__What you need to do__: The entries below should be transcribed in their entirety, exactly as written.

(Records from a collection)
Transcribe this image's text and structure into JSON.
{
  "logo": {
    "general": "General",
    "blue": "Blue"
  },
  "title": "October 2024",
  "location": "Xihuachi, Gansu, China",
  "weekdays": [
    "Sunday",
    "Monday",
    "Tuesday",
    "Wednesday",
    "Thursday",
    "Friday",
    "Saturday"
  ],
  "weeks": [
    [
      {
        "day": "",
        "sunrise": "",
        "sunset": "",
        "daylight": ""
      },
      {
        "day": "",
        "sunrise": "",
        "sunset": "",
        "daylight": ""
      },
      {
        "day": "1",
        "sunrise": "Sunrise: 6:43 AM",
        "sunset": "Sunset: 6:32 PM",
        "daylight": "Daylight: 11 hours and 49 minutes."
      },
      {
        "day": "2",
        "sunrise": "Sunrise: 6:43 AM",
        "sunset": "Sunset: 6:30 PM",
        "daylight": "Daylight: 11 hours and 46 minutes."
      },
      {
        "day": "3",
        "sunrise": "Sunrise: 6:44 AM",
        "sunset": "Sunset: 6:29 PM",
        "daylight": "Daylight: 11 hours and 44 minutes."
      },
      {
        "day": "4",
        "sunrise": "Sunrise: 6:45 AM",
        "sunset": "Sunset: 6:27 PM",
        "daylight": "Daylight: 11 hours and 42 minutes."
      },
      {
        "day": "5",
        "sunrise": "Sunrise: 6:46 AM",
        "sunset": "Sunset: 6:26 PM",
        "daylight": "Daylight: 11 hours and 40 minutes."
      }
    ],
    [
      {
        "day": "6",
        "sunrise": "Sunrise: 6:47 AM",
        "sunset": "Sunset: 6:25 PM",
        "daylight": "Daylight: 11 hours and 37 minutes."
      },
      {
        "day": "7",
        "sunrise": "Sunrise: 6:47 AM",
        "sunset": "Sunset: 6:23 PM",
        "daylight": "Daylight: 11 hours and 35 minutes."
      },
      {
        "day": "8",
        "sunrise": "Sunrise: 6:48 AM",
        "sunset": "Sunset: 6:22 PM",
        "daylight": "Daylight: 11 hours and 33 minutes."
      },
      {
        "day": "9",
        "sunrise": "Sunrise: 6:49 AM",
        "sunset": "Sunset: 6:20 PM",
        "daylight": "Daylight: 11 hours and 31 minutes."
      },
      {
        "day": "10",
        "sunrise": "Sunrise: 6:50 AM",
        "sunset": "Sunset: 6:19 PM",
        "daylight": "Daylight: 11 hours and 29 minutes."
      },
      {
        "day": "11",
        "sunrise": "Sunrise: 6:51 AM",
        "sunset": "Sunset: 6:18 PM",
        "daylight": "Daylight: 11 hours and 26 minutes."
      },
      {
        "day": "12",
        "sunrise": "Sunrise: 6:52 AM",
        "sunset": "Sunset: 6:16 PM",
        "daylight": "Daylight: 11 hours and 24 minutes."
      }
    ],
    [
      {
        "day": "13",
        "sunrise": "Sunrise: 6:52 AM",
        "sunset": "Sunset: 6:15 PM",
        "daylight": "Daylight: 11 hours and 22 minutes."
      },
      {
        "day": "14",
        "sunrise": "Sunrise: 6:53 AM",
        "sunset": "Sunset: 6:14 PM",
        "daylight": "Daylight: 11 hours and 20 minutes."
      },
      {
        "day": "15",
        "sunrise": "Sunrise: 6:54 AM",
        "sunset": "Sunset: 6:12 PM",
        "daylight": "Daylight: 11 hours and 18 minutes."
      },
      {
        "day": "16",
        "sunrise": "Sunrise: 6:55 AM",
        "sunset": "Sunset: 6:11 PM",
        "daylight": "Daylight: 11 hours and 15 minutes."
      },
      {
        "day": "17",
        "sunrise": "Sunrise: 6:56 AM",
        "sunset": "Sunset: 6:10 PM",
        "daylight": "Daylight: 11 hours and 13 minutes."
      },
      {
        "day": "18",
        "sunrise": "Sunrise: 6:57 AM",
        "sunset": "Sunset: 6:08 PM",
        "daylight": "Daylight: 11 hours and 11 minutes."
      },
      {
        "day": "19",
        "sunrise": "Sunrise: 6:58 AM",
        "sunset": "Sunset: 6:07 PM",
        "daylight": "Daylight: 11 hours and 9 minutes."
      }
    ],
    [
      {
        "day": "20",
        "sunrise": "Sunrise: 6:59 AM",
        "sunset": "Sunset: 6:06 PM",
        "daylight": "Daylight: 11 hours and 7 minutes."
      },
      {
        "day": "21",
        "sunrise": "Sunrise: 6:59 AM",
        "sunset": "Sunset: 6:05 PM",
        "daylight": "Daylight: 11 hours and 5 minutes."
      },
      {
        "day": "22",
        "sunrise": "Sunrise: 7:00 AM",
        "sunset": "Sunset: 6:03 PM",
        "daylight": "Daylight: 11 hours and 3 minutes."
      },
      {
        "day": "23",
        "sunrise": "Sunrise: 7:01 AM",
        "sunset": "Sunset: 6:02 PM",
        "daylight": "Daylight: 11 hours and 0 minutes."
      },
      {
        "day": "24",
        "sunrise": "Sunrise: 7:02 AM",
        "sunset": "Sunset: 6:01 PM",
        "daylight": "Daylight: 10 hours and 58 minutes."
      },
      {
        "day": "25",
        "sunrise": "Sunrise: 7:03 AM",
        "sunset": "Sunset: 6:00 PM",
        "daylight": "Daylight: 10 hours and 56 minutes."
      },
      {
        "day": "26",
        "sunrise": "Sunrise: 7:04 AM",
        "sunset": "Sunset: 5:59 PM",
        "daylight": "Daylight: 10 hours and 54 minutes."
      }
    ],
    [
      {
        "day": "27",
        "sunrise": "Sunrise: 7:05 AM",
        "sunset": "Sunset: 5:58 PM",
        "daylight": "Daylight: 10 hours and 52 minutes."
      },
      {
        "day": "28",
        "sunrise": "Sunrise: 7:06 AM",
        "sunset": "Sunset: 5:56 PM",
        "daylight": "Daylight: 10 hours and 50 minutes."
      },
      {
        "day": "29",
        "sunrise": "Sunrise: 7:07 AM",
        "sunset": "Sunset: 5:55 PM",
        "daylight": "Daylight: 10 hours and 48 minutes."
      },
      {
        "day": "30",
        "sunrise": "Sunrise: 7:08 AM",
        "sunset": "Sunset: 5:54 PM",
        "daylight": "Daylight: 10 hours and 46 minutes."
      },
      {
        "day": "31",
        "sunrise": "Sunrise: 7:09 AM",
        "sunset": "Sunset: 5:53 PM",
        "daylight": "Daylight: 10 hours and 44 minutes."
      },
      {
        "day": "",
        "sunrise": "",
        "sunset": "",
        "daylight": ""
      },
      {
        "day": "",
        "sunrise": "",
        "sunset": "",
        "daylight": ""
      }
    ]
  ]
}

__The solution__:
Transcribe this image's text and structure into JSON.
{
  "logo": {
    "general": "General",
    "blue": "Blue"
  },
  "title": "October 2024",
  "location": "Xihuachi, Gansu, China",
  "weekdays": [
    "Sunday",
    "Monday",
    "Tuesday",
    "Wednesday",
    "Thursday",
    "Friday",
    "Saturday"
  ],
  "weeks": [
    [
      {
        "day": "",
        "sunrise": "",
        "sunset": "",
        "daylight": ""
      },
      {
        "day": "",
        "sunrise": "",
        "sunset": "",
        "daylight": ""
      },
      {
        "day": "1",
        "sunrise": "Sunrise: 6:43 AM",
        "sunset": "Sunset: 6:32 PM",
        "daylight": "Daylight: 11 hours and 49 minutes."
      },
      {
        "day": "2",
        "sunrise": "Sunrise: 6:43 AM",
        "sunset": "Sunset: 6:30 PM",
        "daylight": "Daylight: 11 hours and 46 minutes."
      },
      {
        "day": "3",
        "sunrise": "Sunrise: 6:44 AM",
        "sunset": "Sunset: 6:29 PM",
        "daylight": "Daylight: 11 hours and 44 minutes."
      },
      {
        "day": "4",
        "sunrise": "Sunrise: 6:45 AM",
        "sunset": "Sunset: 6:27 PM",
        "daylight": "Daylight: 11 hours and 42 minutes."
      },
      {
        "day": "5",
        "sunrise": "Sunrise: 6:46 AM",
        "sunset": "Sunset: 6:26 PM",
        "daylight": "Daylight: 11 hours and 40 minutes."
      }
    ],
    [
      {
        "day": "6",
        "sunrise": "Sunrise: 6:47 AM",
        "sunset": "Sunset: 6:25 PM",
        "daylight": "Daylight: 11 hours and 37 minutes."
      },
      {
        "day": "7",
        "sunrise": "Sunrise: 6:47 AM",
        "sunset": "Sunset: 6:23 PM",
        "daylight": "Daylight: 11 hours and 35 minutes."
      },
      {
        "day": "8",
        "sunrise": "Sunrise: 6:48 AM",
        "sunset": "Sunset: 6:22 PM",
        "daylight": "Daylight: 11 hours and 33 minutes."
      },
      {
        "day": "9",
        "sunrise": "Sunrise: 6:49 AM",
        "sunset": "Sunset: 6:20 PM",
        "daylight": "Daylight: 11 hours and 31 minutes."
      },
      {
        "day": "10",
        "sunrise": "Sunrise: 6:50 AM",
        "sunset": "Sunset: 6:19 PM",
        "daylight": "Daylight: 11 hours and 29 minutes."
      },
      {
        "day": "11",
        "sunrise": "Sunrise: 6:51 AM",
        "sunset": "Sunset: 6:18 PM",
        "daylight": "Daylight: 11 hours and 26 minutes."
      },
      {
        "day": "12",
        "sunrise": "Sunrise: 6:52 AM",
        "sunset": "Sunset: 6:16 PM",
        "daylight": "Daylight: 11 hours and 24 minutes."
      }
    ],
    [
      {
        "day": "13",
        "sunrise": "Sunrise: 6:52 AM",
        "sunset": "Sunset: 6:15 PM",
        "daylight": "Daylight: 11 hours and 22 minutes."
      },
      {
        "day": "14",
        "sunrise": "Sunrise: 6:53 AM",
        "sunset": "Sunset: 6:14 PM",
        "daylight": "Daylight: 11 hours and 20 minutes."
      },
      {
        "day": "15",
        "sunrise": "Sunrise: 6:54 AM",
        "sunset": "Sunset: 6:12 PM",
        "daylight": "Daylight: 11 hours and 18 minutes."
      },
      {
        "day": "16",
        "sunrise": "Sunrise: 6:55 AM",
        "sunset": "Sunset: 6:11 PM",
        "daylight": "Daylight: 11 hours and 15 minutes."
      },
      {
        "day": "17",
        "sunrise": "Sunrise: 6:56 AM",
        "sunset": "Sunset: 6:10 PM",
        "daylight": "Daylight: 11 hours and 13 minutes."
      },
      {
        "day": "18",
        "sunrise": "Sunrise: 6:57 AM",
        "sunset": "Sunset: 6:08 PM",
        "daylight": "Daylight: 11 hours and 11 minutes."
      },
      {
        "day": "19",
        "sunrise": "Sunrise: 6:58 AM",
        "sunset": "Sunset: 6:07 PM",
        "daylight": "Daylight: 11 hours and 9 minutes."
      }
    ],
    [
      {
        "day": "20",
        "sunrise": "Sunrise: 6:59 AM",
        "sunset": "Sunset: 6:06 PM",
        "daylight": "Daylight: 11 hours and 7 minutes."
      },
      {
        "day": "21",
        "sunrise": "Sunrise: 6:59 AM",
        "sunset": "Sunset: 6:05 PM",
        "daylight": "Daylight: 11 hours and 5 minutes."
      },
      {
        "day": "22",
        "sunrise": "Sunrise: 7:00 AM",
        "sunset": "Sunset: 6:03 PM",
        "daylight": "Daylight: 11 hours and 3 minutes."
      },
      {
        "day": "23",
        "sunrise": "Sunrise: 7:01 AM",
        "sunset": "Sunset: 6:02 PM",
        "daylight": "Daylight: 11 hours and 0 minutes."
      },
      {
        "day": "24",
        "sunrise": "Sunrise: 7:02 AM",
        "sunset": "Sunset: 6:01 PM",
        "daylight": "Daylight: 10 hours and 58 minutes."
      },
      {
        "day": "25",
        "sunrise": "Sunrise: 7:03 AM",
        "sunset": "Sunset: 6:00 PM",
        "daylight": "Daylight: 10 hours and 56 minutes."
      },
      {
        "day": "26",
        "sunrise": "Sunrise: 7:04 AM",
        "sunset": "Sunset: 5:59 PM",
        "daylight": "Daylight: 10 hours and 54 minutes."
      }
    ],
    [
      {
        "day": "27",
        "sunrise": "Sunrise: 7:05 AM",
        "sunset": "Sunset: 5:58 PM",
        "daylight": "Daylight: 10 hours and 52 minutes."
      },
      {
        "day": "28",
        "sunrise": "Sunrise: 7:06 AM",
        "sunset": "Sunset: 5:56 PM",
        "daylight": "Daylight: 10 hours and 50 minutes."
      },
      {
        "day": "29",
        "sunrise": "Sunrise: 7:07 AM",
        "sunset": "Sunset: 5:55 PM",
        "daylight": "Daylight: 10 hours and 48 minutes."
      },
      {
        "day": "30",
        "sunrise": "Sunrise: 7:08 AM",
        "sunset": "Sunset: 5:54 PM",
        "daylight": "Daylight: 10 hours and 46 minutes."
      },
      {
        "day": "31",
        "sunrise": "Sunrise: 7:09 AM",
        "sunset": "Sunset: 5:53 PM",
        "daylight": "Daylight: 10 hours and 44 minutes."
      },
      {
        "day": "",
        "sunrise": "",
        "sunset": "",
        "daylight": ""
      },
      {
        "day": "",
        "sunrise": "",
        "sunset": "",
        "daylight": ""
      }
    ]
  ]
}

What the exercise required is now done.